Return the records word for word. Any pictures in them are not part of the copy.

RECORD SET:
--- BEGIN ---
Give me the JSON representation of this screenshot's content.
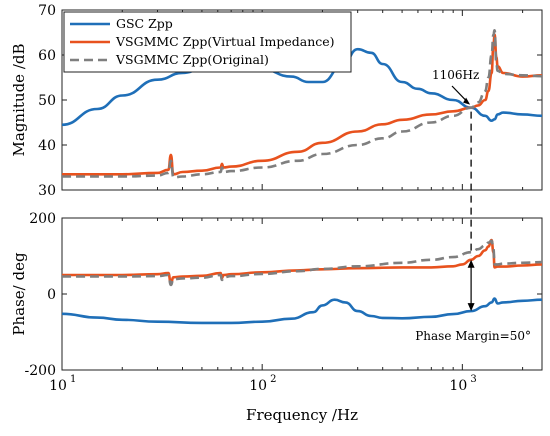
{
  "chart_data": [
    {
      "type": "line",
      "subplot": "magnitude",
      "xlabel": "Frequency /Hz",
      "ylabel": "Magnitude /dB",
      "x_scale": "log",
      "xlim": [
        10,
        2500
      ],
      "ylim": [
        30,
        70
      ],
      "yticks": [
        "30",
        "40",
        "50",
        "60",
        "70"
      ],
      "grid": false,
      "legend_position": "top-left",
      "series": [
        {
          "name": "GSC Zpp",
          "color": "#1f6fb8",
          "style": "solid",
          "x": [
            10,
            15,
            20,
            30,
            40,
            50,
            70,
            100,
            140,
            170,
            200,
            250,
            300,
            350,
            400,
            500,
            600,
            700,
            900,
            1106,
            1300,
            1400,
            1450,
            1500,
            1600,
            2000,
            2500
          ],
          "y": [
            44.5,
            48,
            51,
            54.5,
            56,
            56.8,
            57.2,
            56.8,
            55.2,
            54,
            54,
            57.5,
            61.3,
            60.5,
            58,
            54,
            52.5,
            51.5,
            50,
            48.3,
            46.5,
            45.4,
            45.7,
            46.8,
            47.2,
            46.8,
            46.5
          ]
        },
        {
          "name": "VSGMMC Zpp(Virtual Impedance)",
          "color": "#e8521e",
          "style": "solid",
          "x": [
            10,
            20,
            30,
            34,
            35,
            36,
            40,
            50,
            62,
            63,
            64,
            70,
            100,
            150,
            200,
            300,
            400,
            500,
            700,
            900,
            1106,
            1200,
            1300,
            1350,
            1400,
            1430,
            1450,
            1480,
            1500,
            1600,
            2000,
            2500
          ],
          "y": [
            33.5,
            33.5,
            33.8,
            34.5,
            37.8,
            33.5,
            34,
            34.3,
            35,
            35.8,
            35,
            35.2,
            36.5,
            38.5,
            40.5,
            43,
            44.6,
            45.6,
            46.8,
            47.5,
            48.3,
            48.8,
            50,
            52,
            56,
            62,
            64.5,
            59.5,
            57.5,
            56,
            55.2,
            55.5
          ]
        },
        {
          "name": "VSGMMC Zpp(Original)",
          "color": "#7f7f7f",
          "style": "dashed",
          "x": [
            10,
            20,
            30,
            34,
            35,
            36,
            40,
            50,
            62,
            63,
            64,
            70,
            100,
            150,
            200,
            300,
            400,
            500,
            700,
            900,
            1106,
            1200,
            1300,
            1350,
            1400,
            1430,
            1450,
            1480,
            1500,
            1600,
            2000,
            2500
          ],
          "y": [
            33,
            33,
            33.2,
            33.8,
            36.5,
            32.8,
            33,
            33.5,
            34,
            35,
            34,
            34.2,
            35,
            36.5,
            38,
            40,
            41.5,
            43,
            45,
            46.5,
            48.3,
            49.5,
            52,
            55,
            60,
            64.5,
            65.5,
            58,
            56.5,
            55.8,
            55.5,
            55.3
          ]
        }
      ],
      "annotations": [
        {
          "text": "1106Hz",
          "x": 1106,
          "y": 48.3
        }
      ]
    },
    {
      "type": "line",
      "subplot": "phase",
      "xlabel": "Frequency /Hz",
      "ylabel": "Phase/ deg",
      "x_scale": "log",
      "xlim": [
        10,
        2500
      ],
      "ylim": [
        -200,
        200
      ],
      "xticks": [
        "10",
        "10",
        "10"
      ],
      "xtick_exponents": [
        "1",
        "2",
        "3"
      ],
      "yticks": [
        "-200",
        "0",
        "200"
      ],
      "grid": false,
      "series": [
        {
          "name": "GSC Zpp",
          "color": "#1f6fb8",
          "style": "solid",
          "x": [
            10,
            15,
            20,
            30,
            50,
            70,
            100,
            140,
            180,
            200,
            230,
            260,
            300,
            350,
            400,
            500,
            700,
            900,
            1106,
            1300,
            1400,
            1450,
            1500,
            1600,
            2000,
            2500
          ],
          "y": [
            -52,
            -62,
            -68,
            -73,
            -76,
            -76,
            -73,
            -65,
            -48,
            -30,
            -15,
            -22,
            -45,
            -58,
            -63,
            -64,
            -60,
            -53,
            -45,
            -32,
            -22,
            -12,
            -25,
            -22,
            -18,
            -15
          ]
        },
        {
          "name": "VSGMMC Zpp(Virtual Impedance)",
          "color": "#e8521e",
          "style": "solid",
          "x": [
            10,
            20,
            30,
            34,
            35,
            36,
            40,
            50,
            62,
            63,
            64,
            70,
            100,
            150,
            200,
            300,
            500,
            700,
            900,
            1000,
            1106,
            1200,
            1300,
            1350,
            1400,
            1430,
            1450,
            1500,
            1600,
            2000,
            2500
          ],
          "y": [
            50,
            50,
            52,
            55,
            28,
            44,
            46,
            48,
            55,
            42,
            50,
            52,
            57,
            62,
            65,
            68,
            70,
            70,
            73,
            78,
            90,
            100,
            115,
            125,
            142,
            110,
            70,
            72,
            72,
            75,
            78
          ]
        },
        {
          "name": "VSGMMC Zpp(Original)",
          "color": "#7f7f7f",
          "style": "dashed",
          "x": [
            10,
            20,
            30,
            34,
            35,
            36,
            40,
            50,
            62,
            63,
            64,
            70,
            100,
            150,
            200,
            300,
            500,
            700,
            900,
            1106,
            1200,
            1300,
            1350,
            1400,
            1430,
            1450,
            1500,
            1600,
            2000,
            2500
          ],
          "y": [
            46,
            46,
            47,
            50,
            24,
            39,
            41,
            43,
            50,
            37,
            44,
            47,
            53,
            60,
            66,
            73,
            82,
            90,
            97,
            110,
            118,
            128,
            135,
            140,
            120,
            78,
            78,
            80,
            82,
            84
          ]
        }
      ],
      "annotations": [
        {
          "text": "Phase Margin=50°",
          "x": 1106,
          "y_from": -45,
          "y_to": 90
        }
      ]
    }
  ]
}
--- END ---
ANSWER TO THIS TASK:
Give me the JSON representation of this screenshot's content.
{
  "chart_data": [
    {
      "type": "line",
      "subplot": "magnitude",
      "xlabel": "Frequency /Hz",
      "ylabel": "Magnitude /dB",
      "x_scale": "log",
      "xlim": [
        10,
        2500
      ],
      "ylim": [
        30,
        70
      ],
      "yticks": [
        "30",
        "40",
        "50",
        "60",
        "70"
      ],
      "grid": false,
      "legend_position": "top-left",
      "series": [
        {
          "name": "GSC Zpp",
          "color": "#1f6fb8",
          "style": "solid",
          "x": [
            10,
            15,
            20,
            30,
            40,
            50,
            70,
            100,
            140,
            170,
            200,
            250,
            300,
            350,
            400,
            500,
            600,
            700,
            900,
            1106,
            1300,
            1400,
            1450,
            1500,
            1600,
            2000,
            2500
          ],
          "y": [
            44.5,
            48,
            51,
            54.5,
            56,
            56.8,
            57.2,
            56.8,
            55.2,
            54,
            54,
            57.5,
            61.3,
            60.5,
            58,
            54,
            52.5,
            51.5,
            50,
            48.3,
            46.5,
            45.4,
            45.7,
            46.8,
            47.2,
            46.8,
            46.5
          ]
        },
        {
          "name": "VSGMMC Zpp(Virtual Impedance)",
          "color": "#e8521e",
          "style": "solid",
          "x": [
            10,
            20,
            30,
            34,
            35,
            36,
            40,
            50,
            62,
            63,
            64,
            70,
            100,
            150,
            200,
            300,
            400,
            500,
            700,
            900,
            1106,
            1200,
            1300,
            1350,
            1400,
            1430,
            1450,
            1480,
            1500,
            1600,
            2000,
            2500
          ],
          "y": [
            33.5,
            33.5,
            33.8,
            34.5,
            37.8,
            33.5,
            34,
            34.3,
            35,
            35.8,
            35,
            35.2,
            36.5,
            38.5,
            40.5,
            43,
            44.6,
            45.6,
            46.8,
            47.5,
            48.3,
            48.8,
            50,
            52,
            56,
            62,
            64.5,
            59.5,
            57.5,
            56,
            55.2,
            55.5
          ]
        },
        {
          "name": "VSGMMC Zpp(Original)",
          "color": "#7f7f7f",
          "style": "dashed",
          "x": [
            10,
            20,
            30,
            34,
            35,
            36,
            40,
            50,
            62,
            63,
            64,
            70,
            100,
            150,
            200,
            300,
            400,
            500,
            700,
            900,
            1106,
            1200,
            1300,
            1350,
            1400,
            1430,
            1450,
            1480,
            1500,
            1600,
            2000,
            2500
          ],
          "y": [
            33,
            33,
            33.2,
            33.8,
            36.5,
            32.8,
            33,
            33.5,
            34,
            35,
            34,
            34.2,
            35,
            36.5,
            38,
            40,
            41.5,
            43,
            45,
            46.5,
            48.3,
            49.5,
            52,
            55,
            60,
            64.5,
            65.5,
            58,
            56.5,
            55.8,
            55.5,
            55.3
          ]
        }
      ],
      "annotations": [
        {
          "text": "1106Hz",
          "x": 1106,
          "y": 48.3
        }
      ]
    },
    {
      "type": "line",
      "subplot": "phase",
      "xlabel": "Frequency /Hz",
      "ylabel": "Phase/ deg",
      "x_scale": "log",
      "xlim": [
        10,
        2500
      ],
      "ylim": [
        -200,
        200
      ],
      "xticks": [
        "10",
        "10",
        "10"
      ],
      "xtick_exponents": [
        "1",
        "2",
        "3"
      ],
      "yticks": [
        "-200",
        "0",
        "200"
      ],
      "grid": false,
      "series": [
        {
          "name": "GSC Zpp",
          "color": "#1f6fb8",
          "style": "solid",
          "x": [
            10,
            15,
            20,
            30,
            50,
            70,
            100,
            140,
            180,
            200,
            230,
            260,
            300,
            350,
            400,
            500,
            700,
            900,
            1106,
            1300,
            1400,
            1450,
            1500,
            1600,
            2000,
            2500
          ],
          "y": [
            -52,
            -62,
            -68,
            -73,
            -76,
            -76,
            -73,
            -65,
            -48,
            -30,
            -15,
            -22,
            -45,
            -58,
            -63,
            -64,
            -60,
            -53,
            -45,
            -32,
            -22,
            -12,
            -25,
            -22,
            -18,
            -15
          ]
        },
        {
          "name": "VSGMMC Zpp(Virtual Impedance)",
          "color": "#e8521e",
          "style": "solid",
          "x": [
            10,
            20,
            30,
            34,
            35,
            36,
            40,
            50,
            62,
            63,
            64,
            70,
            100,
            150,
            200,
            300,
            500,
            700,
            900,
            1000,
            1106,
            1200,
            1300,
            1350,
            1400,
            1430,
            1450,
            1500,
            1600,
            2000,
            2500
          ],
          "y": [
            50,
            50,
            52,
            55,
            28,
            44,
            46,
            48,
            55,
            42,
            50,
            52,
            57,
            62,
            65,
            68,
            70,
            70,
            73,
            78,
            90,
            100,
            115,
            125,
            142,
            110,
            70,
            72,
            72,
            75,
            78
          ]
        },
        {
          "name": "VSGMMC Zpp(Original)",
          "color": "#7f7f7f",
          "style": "dashed",
          "x": [
            10,
            20,
            30,
            34,
            35,
            36,
            40,
            50,
            62,
            63,
            64,
            70,
            100,
            150,
            200,
            300,
            500,
            700,
            900,
            1106,
            1200,
            1300,
            1350,
            1400,
            1430,
            1450,
            1500,
            1600,
            2000,
            2500
          ],
          "y": [
            46,
            46,
            47,
            50,
            24,
            39,
            41,
            43,
            50,
            37,
            44,
            47,
            53,
            60,
            66,
            73,
            82,
            90,
            97,
            110,
            118,
            128,
            135,
            140,
            120,
            78,
            78,
            80,
            82,
            84
          ]
        }
      ],
      "annotations": [
        {
          "text": "Phase Margin=50°",
          "x": 1106,
          "y_from": -45,
          "y_to": 90
        }
      ]
    }
  ]
}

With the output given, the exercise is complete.